La tarde de ayer tuvo movimiento político en el Concejo Deliberante. En conferencia de prensa, la presidencia del cuerpo junto a concejales y vecinas expuso una situación que viene generando malestar: la imposibilidad de concretar reuniones clave con áreas del Ejecutivo local.
Los encuentros habían sido impulsados por reclamos concretos de la comunidad. Ruidos molestos de motos con escapes adulterados, el estado de la salud pública y el funcionamiento del hospital, y problemas cotidianos como la recolección de residuos, el alumbrado y la frecuencia del regador. Temas sensibles, cercanos, de esos que impactan directamente en la vida diaria de los vecinos.
Sin embargo, en ninguna de las convocatorias hubo presencia del Municipio. Aunque existieron justificaciones posteriores, el fondo del planteo fue otro: la necesidad de sentarse a dialogar, entender por qué no se cumplen ordenanzas vigentes y, sobre todo, buscar soluciones reales.

● **QUÉ VAS A HACER**:
1. Traduce al inglés esta oración del texto sobre el Concejo Deliberante: "Sin embargo, en ninguna de las convocatorias hubo presencia del Municipio."
2. Enumera los problemas cotidianos que menciona el texto sobre el Concejo Deliberante.
3. Prosigue el texto sobre el Concejo Deliberante a partir de su última oración.

Registros de origen:
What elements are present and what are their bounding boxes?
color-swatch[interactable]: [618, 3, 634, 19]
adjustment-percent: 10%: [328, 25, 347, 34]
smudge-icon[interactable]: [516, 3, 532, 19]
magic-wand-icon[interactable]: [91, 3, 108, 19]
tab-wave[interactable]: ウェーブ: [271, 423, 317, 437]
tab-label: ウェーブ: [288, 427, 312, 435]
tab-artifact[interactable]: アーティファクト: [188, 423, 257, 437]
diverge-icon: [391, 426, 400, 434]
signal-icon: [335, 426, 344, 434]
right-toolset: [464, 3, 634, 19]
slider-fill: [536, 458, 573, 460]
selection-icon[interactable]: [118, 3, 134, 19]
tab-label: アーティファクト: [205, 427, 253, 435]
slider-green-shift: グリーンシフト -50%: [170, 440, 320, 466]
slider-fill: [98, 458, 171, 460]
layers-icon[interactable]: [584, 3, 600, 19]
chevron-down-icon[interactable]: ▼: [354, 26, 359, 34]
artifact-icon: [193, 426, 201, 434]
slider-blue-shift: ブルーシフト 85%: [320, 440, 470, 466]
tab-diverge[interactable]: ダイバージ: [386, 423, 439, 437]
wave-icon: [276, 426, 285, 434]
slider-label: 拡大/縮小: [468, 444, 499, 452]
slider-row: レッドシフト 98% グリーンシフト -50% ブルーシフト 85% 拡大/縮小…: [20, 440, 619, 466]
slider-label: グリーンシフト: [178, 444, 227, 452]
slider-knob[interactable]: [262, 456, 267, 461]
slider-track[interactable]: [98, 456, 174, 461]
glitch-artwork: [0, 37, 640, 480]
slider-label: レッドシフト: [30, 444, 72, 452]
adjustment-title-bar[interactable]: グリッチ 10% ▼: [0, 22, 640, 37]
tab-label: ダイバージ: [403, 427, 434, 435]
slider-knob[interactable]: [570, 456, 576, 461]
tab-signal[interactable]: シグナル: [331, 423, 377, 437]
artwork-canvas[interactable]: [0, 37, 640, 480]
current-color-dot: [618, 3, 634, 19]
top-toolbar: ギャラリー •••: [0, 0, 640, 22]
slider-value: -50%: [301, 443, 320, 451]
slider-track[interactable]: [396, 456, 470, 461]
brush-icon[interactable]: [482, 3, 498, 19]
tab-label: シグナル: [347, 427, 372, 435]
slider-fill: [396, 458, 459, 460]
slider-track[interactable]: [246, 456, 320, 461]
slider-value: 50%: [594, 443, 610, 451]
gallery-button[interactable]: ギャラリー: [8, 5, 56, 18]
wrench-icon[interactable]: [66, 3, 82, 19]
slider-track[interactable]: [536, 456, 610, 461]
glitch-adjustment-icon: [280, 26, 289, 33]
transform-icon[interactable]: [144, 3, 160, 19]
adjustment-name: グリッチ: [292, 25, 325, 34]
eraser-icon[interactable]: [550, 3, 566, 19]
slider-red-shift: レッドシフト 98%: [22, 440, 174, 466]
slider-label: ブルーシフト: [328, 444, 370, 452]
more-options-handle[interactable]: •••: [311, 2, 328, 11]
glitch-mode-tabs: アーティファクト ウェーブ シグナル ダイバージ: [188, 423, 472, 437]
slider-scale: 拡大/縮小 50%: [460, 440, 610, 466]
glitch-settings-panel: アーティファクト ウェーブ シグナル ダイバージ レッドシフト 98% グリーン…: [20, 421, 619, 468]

● **RESPUESTAS**:
1. However, the Municipality was not present at any of the meetings it was called to.

2.
- La recolección de residuos
- El alumbrado
- La frecuencia del regador

3.
Desde el Concejo remarcaron que la voluntad siempre fue aportar, colaborar y ser parte de una salida conjunta. En ese marco, se confirmó que la semana próxima participarán de una reunión de gabinete convocada por el Ejecutivo, con la expectativa de poder poner sobre la mesa lo que está pasando en Navarro y cómo encarar respuestas concretas.
Durante la conferencia también se escucharon voces que reforzaron una idea central: los temas que llegan al Concejo no nacen del capricho político, sino de los reclamos genuinos de vecinos que esperan ser escuchados.
Un mensaje directo, sin rodeos, que vuelve a poner en agenda una palabra clave para la vida institucional: diálogo.
En el lugar también estaban vecinas de nuestra ciudad, hablando sobre temas que se vienen conversando relacionados con la comunidad.